PROBLEM TO WORK ON:
Hunt for the word "NASDAQ" across the entries below, copying each line that holds it.

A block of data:

[Begin]

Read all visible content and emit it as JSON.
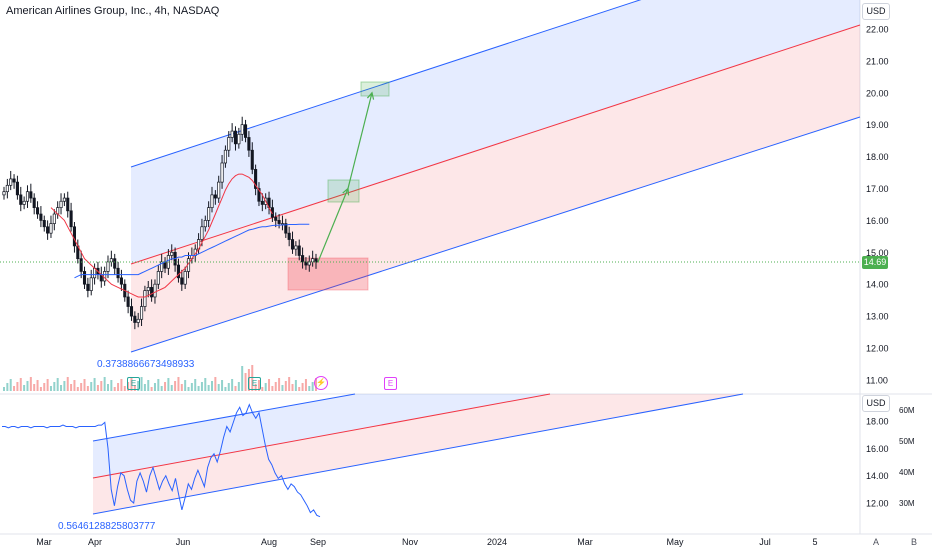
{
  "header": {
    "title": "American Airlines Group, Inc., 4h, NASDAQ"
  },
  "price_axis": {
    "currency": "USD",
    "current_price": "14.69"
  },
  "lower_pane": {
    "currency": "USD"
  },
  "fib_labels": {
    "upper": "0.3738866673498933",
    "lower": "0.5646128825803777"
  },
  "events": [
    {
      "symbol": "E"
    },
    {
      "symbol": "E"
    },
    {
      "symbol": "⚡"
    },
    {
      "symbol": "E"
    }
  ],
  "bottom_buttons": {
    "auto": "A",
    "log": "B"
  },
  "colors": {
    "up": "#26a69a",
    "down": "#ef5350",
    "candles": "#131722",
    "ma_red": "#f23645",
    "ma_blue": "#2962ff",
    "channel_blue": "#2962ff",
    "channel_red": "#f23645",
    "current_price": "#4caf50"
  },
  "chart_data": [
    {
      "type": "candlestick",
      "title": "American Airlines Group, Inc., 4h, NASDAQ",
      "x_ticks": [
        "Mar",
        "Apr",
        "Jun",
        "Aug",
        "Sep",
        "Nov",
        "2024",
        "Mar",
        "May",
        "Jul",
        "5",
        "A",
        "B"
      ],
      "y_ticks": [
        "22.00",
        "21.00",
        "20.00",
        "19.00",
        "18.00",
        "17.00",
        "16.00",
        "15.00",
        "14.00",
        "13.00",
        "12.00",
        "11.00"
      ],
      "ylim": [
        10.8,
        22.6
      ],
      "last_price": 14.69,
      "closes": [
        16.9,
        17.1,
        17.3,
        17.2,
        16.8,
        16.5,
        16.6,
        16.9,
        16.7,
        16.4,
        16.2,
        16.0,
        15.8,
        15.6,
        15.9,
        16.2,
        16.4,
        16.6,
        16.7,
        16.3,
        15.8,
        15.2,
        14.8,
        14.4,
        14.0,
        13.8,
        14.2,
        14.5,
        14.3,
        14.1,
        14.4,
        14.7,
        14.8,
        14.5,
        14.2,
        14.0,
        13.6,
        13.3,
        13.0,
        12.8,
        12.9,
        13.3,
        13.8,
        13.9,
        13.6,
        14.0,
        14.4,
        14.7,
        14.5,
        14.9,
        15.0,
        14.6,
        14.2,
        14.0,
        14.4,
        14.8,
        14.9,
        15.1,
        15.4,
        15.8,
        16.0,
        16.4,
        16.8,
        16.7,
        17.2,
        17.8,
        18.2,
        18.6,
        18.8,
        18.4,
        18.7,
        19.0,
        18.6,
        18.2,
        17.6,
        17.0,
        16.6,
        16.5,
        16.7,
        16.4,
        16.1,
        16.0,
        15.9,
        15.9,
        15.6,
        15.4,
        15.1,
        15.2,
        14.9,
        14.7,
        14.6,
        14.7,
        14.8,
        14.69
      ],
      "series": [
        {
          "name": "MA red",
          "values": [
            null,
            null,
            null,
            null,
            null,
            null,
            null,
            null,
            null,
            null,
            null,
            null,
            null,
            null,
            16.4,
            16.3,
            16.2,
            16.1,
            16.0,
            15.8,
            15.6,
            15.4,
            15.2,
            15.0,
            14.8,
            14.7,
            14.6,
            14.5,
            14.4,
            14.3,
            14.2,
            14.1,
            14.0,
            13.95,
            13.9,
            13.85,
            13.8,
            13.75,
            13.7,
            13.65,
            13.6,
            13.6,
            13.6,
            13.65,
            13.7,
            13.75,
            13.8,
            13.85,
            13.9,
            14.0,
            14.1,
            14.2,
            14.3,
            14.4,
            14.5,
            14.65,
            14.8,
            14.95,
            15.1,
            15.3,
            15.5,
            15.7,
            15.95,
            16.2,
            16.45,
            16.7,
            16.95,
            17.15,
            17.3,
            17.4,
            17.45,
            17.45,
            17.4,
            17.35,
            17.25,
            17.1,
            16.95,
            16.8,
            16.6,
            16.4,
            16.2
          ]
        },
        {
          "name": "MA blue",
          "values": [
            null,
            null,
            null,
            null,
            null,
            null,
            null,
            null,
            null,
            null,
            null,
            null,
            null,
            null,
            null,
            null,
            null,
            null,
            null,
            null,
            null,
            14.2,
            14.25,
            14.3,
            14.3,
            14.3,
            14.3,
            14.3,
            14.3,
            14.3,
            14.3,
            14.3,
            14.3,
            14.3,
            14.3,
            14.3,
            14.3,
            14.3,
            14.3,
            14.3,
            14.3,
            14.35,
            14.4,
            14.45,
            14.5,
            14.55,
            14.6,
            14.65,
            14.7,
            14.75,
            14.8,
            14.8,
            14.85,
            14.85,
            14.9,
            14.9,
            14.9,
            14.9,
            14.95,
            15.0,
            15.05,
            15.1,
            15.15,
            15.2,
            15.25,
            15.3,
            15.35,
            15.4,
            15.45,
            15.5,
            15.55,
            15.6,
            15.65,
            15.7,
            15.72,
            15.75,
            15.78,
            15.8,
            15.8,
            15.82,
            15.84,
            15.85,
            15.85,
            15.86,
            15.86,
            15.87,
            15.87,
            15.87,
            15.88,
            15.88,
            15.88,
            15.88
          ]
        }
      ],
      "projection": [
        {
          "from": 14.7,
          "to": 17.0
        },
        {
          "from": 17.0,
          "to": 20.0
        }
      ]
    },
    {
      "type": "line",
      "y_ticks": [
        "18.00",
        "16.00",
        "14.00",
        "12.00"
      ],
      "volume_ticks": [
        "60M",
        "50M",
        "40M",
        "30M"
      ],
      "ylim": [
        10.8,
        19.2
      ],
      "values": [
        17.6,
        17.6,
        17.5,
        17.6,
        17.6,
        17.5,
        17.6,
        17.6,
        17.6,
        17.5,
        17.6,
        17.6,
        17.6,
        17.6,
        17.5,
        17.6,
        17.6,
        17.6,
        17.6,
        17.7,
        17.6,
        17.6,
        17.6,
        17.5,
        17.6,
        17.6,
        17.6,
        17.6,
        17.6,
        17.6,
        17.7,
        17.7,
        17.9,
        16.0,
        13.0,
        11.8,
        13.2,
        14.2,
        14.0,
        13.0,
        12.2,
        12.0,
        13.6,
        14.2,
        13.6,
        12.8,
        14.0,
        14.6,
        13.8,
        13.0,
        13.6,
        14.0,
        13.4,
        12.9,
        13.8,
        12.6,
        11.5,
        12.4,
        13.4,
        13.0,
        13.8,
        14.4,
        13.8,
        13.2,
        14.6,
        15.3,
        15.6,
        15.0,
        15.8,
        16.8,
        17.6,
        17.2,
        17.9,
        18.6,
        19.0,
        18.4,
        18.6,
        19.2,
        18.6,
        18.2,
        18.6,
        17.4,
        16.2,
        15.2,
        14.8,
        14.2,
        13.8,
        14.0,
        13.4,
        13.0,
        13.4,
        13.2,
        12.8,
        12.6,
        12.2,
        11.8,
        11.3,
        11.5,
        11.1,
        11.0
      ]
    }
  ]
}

[End]

ANSWER TO THIS PROBLEM:
    "title": "American Airlines Group, Inc., 4h, NASDAQ"
      "title": "American Airlines Group, Inc., 4h, NASDAQ",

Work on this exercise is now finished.